Pull out every line below containing the word "JSON".

>> START

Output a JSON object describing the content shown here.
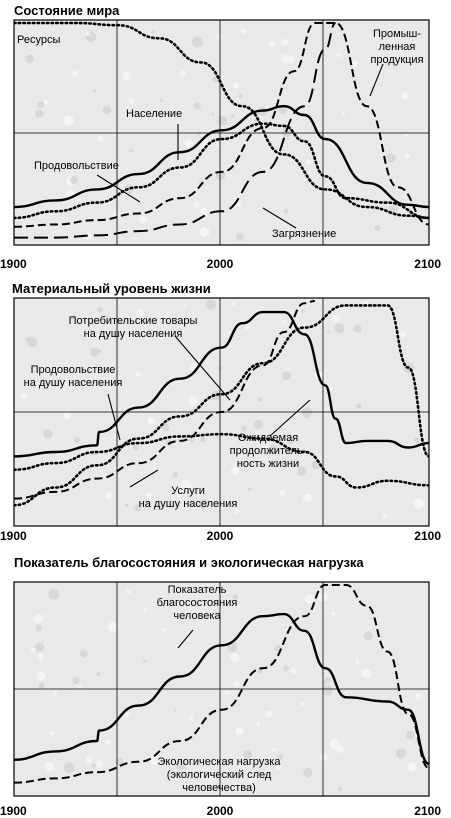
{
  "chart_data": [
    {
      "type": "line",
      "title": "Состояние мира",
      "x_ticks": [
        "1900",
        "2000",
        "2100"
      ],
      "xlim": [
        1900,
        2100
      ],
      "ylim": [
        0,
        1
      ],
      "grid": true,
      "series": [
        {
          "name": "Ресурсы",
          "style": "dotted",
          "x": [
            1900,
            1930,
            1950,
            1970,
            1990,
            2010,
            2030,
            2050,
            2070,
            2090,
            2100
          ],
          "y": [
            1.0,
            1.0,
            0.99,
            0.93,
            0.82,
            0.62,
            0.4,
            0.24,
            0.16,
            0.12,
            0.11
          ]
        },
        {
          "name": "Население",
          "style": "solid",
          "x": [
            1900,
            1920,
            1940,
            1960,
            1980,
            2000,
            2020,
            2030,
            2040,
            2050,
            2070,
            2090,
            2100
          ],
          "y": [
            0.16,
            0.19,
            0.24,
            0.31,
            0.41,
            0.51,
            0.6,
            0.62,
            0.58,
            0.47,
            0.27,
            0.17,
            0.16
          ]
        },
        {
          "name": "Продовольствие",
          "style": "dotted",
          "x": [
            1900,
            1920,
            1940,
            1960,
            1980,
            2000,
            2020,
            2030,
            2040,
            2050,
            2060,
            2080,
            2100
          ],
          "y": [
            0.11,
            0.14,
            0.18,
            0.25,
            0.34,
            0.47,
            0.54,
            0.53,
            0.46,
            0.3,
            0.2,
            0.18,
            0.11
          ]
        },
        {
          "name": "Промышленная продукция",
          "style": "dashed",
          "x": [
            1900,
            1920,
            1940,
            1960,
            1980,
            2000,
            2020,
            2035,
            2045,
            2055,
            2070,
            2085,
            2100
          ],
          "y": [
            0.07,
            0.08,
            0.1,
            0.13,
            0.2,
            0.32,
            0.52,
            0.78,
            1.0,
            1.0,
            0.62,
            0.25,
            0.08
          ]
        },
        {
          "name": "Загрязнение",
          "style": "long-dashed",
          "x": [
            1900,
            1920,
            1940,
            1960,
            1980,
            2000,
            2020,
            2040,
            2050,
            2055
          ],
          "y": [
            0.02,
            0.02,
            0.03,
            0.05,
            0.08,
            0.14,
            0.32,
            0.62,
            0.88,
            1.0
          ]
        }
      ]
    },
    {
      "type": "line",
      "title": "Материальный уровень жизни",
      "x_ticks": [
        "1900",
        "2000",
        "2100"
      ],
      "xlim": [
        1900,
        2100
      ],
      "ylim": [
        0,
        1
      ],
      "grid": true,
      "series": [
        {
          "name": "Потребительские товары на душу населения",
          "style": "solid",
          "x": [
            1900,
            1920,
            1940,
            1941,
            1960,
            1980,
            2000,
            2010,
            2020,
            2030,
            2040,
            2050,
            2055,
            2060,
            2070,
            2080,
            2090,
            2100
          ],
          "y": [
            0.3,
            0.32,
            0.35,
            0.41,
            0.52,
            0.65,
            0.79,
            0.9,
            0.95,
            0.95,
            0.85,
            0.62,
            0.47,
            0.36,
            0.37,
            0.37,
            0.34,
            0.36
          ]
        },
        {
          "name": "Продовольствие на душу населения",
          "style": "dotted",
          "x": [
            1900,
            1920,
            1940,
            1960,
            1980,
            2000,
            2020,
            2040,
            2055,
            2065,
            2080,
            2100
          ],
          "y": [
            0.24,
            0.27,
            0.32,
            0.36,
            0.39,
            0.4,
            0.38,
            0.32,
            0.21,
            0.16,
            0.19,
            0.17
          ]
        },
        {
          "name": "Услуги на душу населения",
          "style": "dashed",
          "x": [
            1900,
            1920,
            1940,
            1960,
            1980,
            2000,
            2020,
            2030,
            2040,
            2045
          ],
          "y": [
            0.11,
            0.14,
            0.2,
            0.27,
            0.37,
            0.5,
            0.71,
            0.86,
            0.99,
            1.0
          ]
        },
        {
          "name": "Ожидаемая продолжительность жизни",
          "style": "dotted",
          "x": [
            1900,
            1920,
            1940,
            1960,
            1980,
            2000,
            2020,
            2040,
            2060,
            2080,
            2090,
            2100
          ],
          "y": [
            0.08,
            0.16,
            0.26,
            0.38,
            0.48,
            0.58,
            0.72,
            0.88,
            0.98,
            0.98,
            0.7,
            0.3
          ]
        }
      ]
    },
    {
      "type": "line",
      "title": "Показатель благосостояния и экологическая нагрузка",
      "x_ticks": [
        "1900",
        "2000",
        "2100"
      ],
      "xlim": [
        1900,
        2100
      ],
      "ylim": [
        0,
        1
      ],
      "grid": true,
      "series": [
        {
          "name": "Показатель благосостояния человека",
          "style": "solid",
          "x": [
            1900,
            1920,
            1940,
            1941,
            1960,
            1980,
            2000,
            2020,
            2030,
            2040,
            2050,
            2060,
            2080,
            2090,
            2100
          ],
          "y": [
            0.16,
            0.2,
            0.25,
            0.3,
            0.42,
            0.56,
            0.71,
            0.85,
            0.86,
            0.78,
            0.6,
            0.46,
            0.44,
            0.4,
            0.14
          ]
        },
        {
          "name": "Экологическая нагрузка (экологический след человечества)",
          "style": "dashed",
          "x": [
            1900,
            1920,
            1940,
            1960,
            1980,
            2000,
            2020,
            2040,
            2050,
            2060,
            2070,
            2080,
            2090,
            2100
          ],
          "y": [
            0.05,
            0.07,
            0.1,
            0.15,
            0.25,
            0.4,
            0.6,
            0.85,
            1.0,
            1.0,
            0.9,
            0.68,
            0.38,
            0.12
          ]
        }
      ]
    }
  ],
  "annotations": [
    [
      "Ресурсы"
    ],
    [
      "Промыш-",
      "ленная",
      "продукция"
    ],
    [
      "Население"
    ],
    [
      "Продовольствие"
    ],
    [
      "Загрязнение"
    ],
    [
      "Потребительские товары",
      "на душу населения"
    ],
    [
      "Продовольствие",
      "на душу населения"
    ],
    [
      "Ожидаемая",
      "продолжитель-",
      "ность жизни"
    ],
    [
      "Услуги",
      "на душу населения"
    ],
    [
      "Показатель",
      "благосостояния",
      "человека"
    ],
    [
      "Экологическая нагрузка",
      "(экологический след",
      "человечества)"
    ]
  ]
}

>> END
>> START

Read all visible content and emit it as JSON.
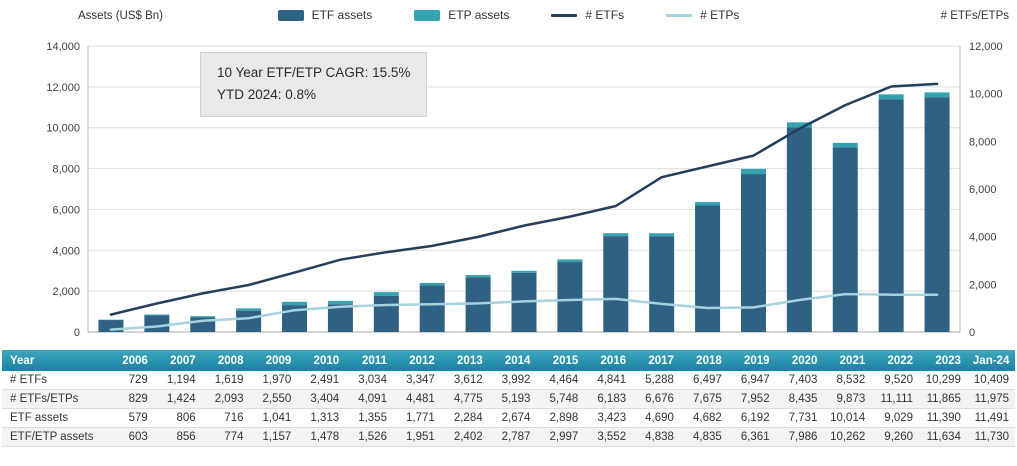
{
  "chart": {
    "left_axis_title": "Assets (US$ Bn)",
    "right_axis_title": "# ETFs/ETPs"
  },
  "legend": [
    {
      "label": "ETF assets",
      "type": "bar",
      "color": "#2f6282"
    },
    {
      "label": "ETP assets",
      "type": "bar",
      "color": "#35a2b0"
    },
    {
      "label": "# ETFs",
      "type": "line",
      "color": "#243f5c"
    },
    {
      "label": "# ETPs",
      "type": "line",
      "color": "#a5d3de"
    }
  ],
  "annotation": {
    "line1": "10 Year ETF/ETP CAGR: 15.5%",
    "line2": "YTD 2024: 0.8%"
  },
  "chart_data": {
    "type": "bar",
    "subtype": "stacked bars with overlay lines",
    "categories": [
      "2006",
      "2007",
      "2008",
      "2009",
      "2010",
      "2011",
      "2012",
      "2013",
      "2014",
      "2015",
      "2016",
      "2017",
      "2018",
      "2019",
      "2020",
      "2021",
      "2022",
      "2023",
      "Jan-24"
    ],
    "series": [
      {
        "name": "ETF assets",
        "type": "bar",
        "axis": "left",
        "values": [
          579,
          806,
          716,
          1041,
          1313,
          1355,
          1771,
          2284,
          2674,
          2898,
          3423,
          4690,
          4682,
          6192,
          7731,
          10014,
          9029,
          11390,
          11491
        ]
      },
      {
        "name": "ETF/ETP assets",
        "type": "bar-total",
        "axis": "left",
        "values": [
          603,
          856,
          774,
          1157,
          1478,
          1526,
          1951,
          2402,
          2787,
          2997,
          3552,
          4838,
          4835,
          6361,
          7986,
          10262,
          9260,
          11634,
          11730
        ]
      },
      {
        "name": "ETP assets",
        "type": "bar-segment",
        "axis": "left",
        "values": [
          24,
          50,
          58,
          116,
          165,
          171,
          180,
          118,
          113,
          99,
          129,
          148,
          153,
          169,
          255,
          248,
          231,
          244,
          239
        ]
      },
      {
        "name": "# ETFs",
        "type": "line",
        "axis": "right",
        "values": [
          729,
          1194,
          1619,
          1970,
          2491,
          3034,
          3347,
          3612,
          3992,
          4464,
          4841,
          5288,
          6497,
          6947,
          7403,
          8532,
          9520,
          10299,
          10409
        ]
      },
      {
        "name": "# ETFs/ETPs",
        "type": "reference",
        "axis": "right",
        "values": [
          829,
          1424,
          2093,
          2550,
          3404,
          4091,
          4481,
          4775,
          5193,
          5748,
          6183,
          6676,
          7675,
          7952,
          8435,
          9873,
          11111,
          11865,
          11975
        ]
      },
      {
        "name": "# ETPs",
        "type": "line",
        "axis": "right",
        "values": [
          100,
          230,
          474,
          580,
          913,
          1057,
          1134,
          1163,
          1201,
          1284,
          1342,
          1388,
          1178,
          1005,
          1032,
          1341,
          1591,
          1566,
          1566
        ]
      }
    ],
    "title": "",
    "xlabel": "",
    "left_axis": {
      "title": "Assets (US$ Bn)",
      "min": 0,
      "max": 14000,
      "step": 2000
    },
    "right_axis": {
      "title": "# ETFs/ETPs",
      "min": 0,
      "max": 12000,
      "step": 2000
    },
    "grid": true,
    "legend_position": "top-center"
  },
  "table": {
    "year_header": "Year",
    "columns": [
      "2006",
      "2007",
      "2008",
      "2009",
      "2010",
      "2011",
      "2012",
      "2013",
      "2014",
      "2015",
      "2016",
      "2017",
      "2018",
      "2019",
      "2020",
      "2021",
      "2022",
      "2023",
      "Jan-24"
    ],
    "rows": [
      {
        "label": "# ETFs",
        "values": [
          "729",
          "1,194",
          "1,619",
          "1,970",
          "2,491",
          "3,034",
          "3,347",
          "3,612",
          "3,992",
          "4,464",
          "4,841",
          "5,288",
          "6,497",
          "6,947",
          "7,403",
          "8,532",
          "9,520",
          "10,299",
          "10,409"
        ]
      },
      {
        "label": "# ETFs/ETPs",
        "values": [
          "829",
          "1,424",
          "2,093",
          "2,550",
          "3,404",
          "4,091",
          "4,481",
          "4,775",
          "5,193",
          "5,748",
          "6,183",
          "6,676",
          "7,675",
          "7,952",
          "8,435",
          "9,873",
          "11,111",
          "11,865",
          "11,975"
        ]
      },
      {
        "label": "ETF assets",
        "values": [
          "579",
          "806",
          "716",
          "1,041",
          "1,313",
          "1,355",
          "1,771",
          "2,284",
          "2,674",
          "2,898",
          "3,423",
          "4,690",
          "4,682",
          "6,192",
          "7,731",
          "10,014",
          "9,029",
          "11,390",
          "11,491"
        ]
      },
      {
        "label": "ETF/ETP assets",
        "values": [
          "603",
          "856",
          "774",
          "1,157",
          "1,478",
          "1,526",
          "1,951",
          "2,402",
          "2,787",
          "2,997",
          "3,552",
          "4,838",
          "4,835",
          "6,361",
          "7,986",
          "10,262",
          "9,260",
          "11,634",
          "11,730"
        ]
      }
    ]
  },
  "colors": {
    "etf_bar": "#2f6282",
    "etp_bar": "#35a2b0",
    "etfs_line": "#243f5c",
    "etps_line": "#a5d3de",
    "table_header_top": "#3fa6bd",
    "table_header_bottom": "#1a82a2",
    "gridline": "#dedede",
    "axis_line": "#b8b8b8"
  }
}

>> END

**Answer to the problem**
Output a JSON object describing the content shown here.
Read all visible content and emit it as JSON.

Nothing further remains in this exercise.